— Start DOCUMENT SECTION —

Kenny Wheeler: Double, Double You (ECM 1262)

Kenny Wheeler
Double, Double You

Kenny Wheeler trumpet, fluegelhorn
Michael Brecker tenor saxophone
John Taylor piano
Dave Holland bass
Jack DeJohnette drums
Recorded May 1983 at Power Station, New York
Engineer: Jan Erik Kongshaug
Produced by Manfred Eicher

One can always count on trumpeter Kenney Wheeler for three things: (1) rounded writing contrasted with pointed soloing, (2) an always-engaging sound, whether alone or surrounded by a large band, and (3) a perfect marriage with ECM production values. For this modest set, we get two epic cuts bookending two shorter ones, and the results do not disappoint. As if having the talents of Jack DeJohnette, Dave Holland, and Mike Brecker along for the ride weren’t enough, Wheeler is also joined by John Taylor, whose sweeping pianism tempers the trumpeter’s fire just enough to keep it from scalding us, and whose resplendence could alone carry the album. The potent lyricism of the entire congregation is on full display in “Foxy Trot.” Holland and DeJohnette bring on their own heat, as well as a live, exuberant energy to the proceedings that provides an ideal carpet of hot coals for Brecker’s carefully measured walk. After an unremarkable duet between Wheeler and Taylor (“Ma Bel”), he and Brecker spin a duet in “W. W.” that bowls us over once the rhythm section kicks in. The two horns are superbly attuned here, and Brecker in particular in his soaring solo, which burns up all of its available oxygen and leaves Holland to dance among the ashes. Last is a triptych of compositions that begins in bliss with Brecker and Taylor, wrought through by Wheeler’s sunshine and the glistening accents of DeJohnette and Holland. We also get an effervescent solo from Taylor, who draws the curtains around us like a silo of intimate memories. Wheeler’s resolutions seem to trace a life of contented solitude and bring closure to an album of high energy.

Wheeler hits his stride at every turn with his unabashed brand of exposition, which defines new sonic territory with every project. One could easy gush at length about his lyricism, but on this album we also get an even clearer sense his rhythmic sensibilities. Ignore the filler of “Ma Bel,” and you have an almost perfect album.

<< Shankar: Vision (ECM 1261)
>> Terje Rypdal/David Darling: Eos (ECM 1263)

Shankar: Vision (ECM 1261)

Shankar
Vision

Shankar 10-string double violin, percussion
Jan Garbarek tenor, soprano and bass saxophones, percussion
Palle Mikkelborg trumpet, fluegelhorn
Recorded April 1983 at Talent Studio, Oslo
Engineer: Jan Erik Kongshaug
Produced by Manfred Eicher

After the masterstroke of Who’s To Know, perhaps it was inevitable that the growing ECM pool would provide unusual collaborative opportunities for the 10-string stereophonic electric violin of L. Shankar. And that we certainly are given in Vision, an unearthly journey that finds him in the company of saxophonist Jan Garbarek and trumpeter Palle Mikkelborg. The former is a no-brainer for this date, while the latter provides an ethereal depth to the already expansive sound. Shankar’s violin is heavily flanged throughout, an effect that does grow tiresome after a while. But such caveats hardly register in the melodious hearth in which they burn.

— End DOCUMENT SECTION —

§ **YOUR GOAL**
Reproduce the album reviews word for word, everything from "Wheeler hits his" down to "almost perfect album.". The data below the album reviews comes from a separate source.

— Start PROVIDED INFORMATION —

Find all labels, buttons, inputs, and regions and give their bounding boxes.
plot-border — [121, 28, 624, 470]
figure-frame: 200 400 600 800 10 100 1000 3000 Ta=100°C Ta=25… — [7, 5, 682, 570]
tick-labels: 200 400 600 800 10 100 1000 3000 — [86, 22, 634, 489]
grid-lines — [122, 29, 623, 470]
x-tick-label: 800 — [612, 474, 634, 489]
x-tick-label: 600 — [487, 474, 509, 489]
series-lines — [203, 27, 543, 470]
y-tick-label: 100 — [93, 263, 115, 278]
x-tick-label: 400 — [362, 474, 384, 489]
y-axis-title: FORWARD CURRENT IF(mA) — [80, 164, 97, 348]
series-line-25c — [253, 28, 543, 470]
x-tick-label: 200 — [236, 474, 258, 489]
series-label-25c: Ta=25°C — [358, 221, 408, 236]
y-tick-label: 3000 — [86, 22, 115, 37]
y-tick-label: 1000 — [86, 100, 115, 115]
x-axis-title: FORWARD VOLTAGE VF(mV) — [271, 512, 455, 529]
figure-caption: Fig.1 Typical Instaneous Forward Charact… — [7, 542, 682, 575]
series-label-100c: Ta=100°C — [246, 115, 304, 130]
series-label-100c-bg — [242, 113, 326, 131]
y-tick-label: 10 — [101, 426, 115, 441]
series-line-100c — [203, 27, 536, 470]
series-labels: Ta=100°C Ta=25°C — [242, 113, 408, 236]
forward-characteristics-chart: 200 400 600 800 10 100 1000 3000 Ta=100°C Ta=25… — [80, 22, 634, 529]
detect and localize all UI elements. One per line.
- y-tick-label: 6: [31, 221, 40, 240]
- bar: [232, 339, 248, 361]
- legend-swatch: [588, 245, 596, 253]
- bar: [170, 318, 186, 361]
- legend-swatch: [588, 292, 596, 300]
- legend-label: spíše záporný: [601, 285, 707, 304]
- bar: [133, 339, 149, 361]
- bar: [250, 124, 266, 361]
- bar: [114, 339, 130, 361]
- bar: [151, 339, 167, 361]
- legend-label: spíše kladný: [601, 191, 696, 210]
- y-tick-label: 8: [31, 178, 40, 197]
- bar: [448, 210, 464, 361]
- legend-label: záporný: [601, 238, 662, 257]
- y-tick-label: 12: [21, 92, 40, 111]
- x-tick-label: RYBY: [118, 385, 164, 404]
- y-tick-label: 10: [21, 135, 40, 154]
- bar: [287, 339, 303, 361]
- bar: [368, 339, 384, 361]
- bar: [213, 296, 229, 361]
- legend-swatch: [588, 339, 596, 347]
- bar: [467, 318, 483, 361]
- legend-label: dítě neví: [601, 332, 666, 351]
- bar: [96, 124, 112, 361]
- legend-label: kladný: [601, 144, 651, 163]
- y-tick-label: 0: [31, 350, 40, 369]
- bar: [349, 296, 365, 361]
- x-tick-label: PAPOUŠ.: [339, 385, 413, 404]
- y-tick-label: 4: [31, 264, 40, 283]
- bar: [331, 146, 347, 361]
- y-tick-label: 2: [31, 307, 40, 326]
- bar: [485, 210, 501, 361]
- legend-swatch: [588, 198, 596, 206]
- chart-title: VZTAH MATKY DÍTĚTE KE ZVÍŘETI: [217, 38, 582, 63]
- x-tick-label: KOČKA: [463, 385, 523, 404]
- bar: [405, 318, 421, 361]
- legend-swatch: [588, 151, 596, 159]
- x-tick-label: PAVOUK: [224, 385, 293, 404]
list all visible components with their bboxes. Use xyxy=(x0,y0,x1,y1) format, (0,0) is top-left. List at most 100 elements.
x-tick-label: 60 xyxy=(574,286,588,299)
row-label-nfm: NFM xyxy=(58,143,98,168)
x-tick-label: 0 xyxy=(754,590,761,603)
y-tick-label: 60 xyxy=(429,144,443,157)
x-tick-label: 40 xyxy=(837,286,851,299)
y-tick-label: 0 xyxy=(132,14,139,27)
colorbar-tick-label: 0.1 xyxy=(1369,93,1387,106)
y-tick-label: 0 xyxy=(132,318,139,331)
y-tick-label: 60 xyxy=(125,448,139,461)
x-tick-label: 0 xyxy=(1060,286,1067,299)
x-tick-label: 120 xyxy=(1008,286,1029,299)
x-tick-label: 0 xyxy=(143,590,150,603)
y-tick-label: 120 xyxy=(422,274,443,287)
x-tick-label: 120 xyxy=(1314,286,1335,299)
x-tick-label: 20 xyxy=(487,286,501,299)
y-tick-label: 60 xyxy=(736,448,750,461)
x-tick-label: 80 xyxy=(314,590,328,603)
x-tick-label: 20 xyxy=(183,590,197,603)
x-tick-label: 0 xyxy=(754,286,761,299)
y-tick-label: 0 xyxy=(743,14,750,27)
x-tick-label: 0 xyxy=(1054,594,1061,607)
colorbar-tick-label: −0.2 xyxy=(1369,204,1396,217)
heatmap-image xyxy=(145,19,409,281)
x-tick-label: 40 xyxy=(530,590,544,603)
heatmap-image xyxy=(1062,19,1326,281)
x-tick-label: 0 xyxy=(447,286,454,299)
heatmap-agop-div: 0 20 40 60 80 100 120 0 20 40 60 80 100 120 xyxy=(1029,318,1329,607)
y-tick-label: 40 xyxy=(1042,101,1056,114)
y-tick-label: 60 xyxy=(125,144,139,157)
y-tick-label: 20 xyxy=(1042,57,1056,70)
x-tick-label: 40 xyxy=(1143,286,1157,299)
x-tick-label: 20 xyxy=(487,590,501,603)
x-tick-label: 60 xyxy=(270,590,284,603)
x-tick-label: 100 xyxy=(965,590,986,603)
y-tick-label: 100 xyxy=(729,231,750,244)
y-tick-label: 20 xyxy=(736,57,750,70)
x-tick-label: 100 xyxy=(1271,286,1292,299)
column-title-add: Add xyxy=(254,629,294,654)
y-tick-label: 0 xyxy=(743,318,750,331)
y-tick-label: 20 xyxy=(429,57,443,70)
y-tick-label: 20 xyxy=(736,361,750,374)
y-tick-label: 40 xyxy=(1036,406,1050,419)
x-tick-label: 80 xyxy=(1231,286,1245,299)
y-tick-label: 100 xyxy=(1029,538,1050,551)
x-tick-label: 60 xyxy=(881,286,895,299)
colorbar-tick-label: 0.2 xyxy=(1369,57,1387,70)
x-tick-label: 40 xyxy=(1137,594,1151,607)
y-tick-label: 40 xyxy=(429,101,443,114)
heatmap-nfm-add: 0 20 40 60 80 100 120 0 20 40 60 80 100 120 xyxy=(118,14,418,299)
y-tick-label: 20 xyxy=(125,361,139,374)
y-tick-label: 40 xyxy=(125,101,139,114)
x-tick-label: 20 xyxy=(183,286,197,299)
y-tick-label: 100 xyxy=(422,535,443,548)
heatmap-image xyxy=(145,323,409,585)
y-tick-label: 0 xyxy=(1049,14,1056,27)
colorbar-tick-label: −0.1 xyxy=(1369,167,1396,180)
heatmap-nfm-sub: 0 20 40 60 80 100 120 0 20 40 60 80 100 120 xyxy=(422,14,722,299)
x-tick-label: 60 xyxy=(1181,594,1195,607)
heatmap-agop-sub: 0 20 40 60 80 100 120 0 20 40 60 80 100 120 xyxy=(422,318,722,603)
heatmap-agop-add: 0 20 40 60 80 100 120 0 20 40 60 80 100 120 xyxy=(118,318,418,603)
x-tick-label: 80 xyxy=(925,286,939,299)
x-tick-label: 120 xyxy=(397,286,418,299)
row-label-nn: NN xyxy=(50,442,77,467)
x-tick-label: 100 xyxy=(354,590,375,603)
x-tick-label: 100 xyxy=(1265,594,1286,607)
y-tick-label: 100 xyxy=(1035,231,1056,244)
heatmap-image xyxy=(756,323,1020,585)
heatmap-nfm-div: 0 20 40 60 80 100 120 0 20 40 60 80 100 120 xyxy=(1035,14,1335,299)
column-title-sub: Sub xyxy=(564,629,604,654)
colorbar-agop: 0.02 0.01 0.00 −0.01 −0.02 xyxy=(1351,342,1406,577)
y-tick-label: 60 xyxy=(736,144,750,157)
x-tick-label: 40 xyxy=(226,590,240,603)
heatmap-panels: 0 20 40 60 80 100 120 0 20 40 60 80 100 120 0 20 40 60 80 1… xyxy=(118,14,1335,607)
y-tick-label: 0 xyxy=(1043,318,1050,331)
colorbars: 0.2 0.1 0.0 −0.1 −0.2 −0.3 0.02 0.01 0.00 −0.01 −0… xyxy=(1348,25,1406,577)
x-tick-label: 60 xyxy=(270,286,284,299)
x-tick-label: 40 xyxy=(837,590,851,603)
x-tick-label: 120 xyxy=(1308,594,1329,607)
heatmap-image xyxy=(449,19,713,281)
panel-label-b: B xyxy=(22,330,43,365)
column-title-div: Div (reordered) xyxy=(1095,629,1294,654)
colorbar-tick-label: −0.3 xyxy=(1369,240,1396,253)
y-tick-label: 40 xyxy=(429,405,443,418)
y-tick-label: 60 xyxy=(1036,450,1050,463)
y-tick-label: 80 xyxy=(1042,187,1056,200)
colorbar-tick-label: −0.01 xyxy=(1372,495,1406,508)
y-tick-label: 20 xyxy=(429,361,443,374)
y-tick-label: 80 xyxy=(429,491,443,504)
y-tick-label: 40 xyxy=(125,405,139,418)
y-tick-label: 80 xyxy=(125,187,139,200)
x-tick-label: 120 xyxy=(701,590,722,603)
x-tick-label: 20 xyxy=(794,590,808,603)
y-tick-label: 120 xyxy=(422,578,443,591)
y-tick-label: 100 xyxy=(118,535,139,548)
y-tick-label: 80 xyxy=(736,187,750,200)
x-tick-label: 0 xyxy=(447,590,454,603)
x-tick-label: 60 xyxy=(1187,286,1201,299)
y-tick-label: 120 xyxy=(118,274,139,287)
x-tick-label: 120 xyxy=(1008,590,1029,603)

— End PROVIDED INFORMATION —

§ **THE COMPLETED TASK**
Wheeler hits his stride at every turn with his unabashed brand of exposition, which defines new sonic territory with every project. One could easy gush at length about his lyricism, but on this album we also get an even clearer sense his rhythmic sensibilities. Ignore the filler of “Ma Bel,” and you have an almost perfect album.